━━ DATA SECTION

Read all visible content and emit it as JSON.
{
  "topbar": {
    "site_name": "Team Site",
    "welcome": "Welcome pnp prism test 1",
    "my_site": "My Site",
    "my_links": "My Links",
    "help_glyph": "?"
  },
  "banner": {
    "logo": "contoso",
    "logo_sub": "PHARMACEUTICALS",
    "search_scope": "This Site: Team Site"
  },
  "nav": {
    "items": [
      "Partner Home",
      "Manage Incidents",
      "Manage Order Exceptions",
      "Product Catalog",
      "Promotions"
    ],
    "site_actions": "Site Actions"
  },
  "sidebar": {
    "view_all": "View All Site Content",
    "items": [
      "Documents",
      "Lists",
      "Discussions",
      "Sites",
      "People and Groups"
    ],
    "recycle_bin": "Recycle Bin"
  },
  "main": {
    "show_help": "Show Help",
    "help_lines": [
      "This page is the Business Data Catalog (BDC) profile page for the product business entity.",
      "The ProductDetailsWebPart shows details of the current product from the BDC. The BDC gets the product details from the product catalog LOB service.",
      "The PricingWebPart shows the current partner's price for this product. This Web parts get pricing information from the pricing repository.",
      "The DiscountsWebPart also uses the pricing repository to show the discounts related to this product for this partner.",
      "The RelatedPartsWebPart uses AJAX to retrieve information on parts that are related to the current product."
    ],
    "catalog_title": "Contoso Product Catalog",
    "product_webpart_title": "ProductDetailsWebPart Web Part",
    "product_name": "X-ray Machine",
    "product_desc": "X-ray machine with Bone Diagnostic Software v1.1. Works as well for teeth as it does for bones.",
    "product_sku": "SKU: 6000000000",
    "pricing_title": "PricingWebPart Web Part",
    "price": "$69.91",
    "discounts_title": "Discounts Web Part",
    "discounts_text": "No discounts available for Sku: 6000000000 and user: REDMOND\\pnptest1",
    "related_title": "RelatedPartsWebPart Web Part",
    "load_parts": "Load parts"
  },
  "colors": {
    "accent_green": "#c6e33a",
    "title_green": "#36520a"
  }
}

━━━━

The records above should be repeated in full, exactly as given.

Read all visible content and emit it as JSON.
{
  "topbar": {
    "site_name": "Team Site",
    "welcome": "Welcome pnp prism test 1",
    "my_site": "My Site",
    "my_links": "My Links",
    "help_glyph": "?"
  },
  "banner": {
    "logo": "contoso",
    "logo_sub": "PHARMACEUTICALS",
    "search_scope": "This Site: Team Site"
  },
  "nav": {
    "items": [
      "Partner Home",
      "Manage Incidents",
      "Manage Order Exceptions",
      "Product Catalog",
      "Promotions"
    ],
    "site_actions": "Site Actions"
  },
  "sidebar": {
    "view_all": "View All Site Content",
    "items": [
      "Documents",
      "Lists",
      "Discussions",
      "Sites",
      "People and Groups"
    ],
    "recycle_bin": "Recycle Bin"
  },
  "main": {
    "show_help": "Show Help",
    "help_lines": [
      "This page is the Business Data Catalog (BDC) profile page for the product business entity.",
      "The ProductDetailsWebPart shows details of the current product from the BDC. The BDC gets the product details from the product catalog LOB service.",
      "The PricingWebPart shows the current partner's price for this product. This Web parts get pricing information from the pricing repository.",
      "The DiscountsWebPart also uses the pricing repository to show the discounts related to this product for this partner.",
      "The RelatedPartsWebPart uses AJAX to retrieve information on parts that are related to the current product."
    ],
    "catalog_title": "Contoso Product Catalog",
    "product_webpart_title": "ProductDetailsWebPart Web Part",
    "product_name": "X-ray Machine",
    "product_desc": "X-ray machine with Bone Diagnostic Software v1.1. Works as well for teeth as it does for bones.",
    "product_sku": "SKU: 6000000000",
    "pricing_title": "PricingWebPart Web Part",
    "price": "$69.91",
    "discounts_title": "Discounts Web Part",
    "discounts_text": "No discounts available for Sku: 6000000000 and user: REDMOND\\pnptest1",
    "related_title": "RelatedPartsWebPart Web Part",
    "load_parts": "Load parts"
  },
  "colors": {
    "accent_green": "#c6e33a",
    "title_green": "#36520a"
  }
}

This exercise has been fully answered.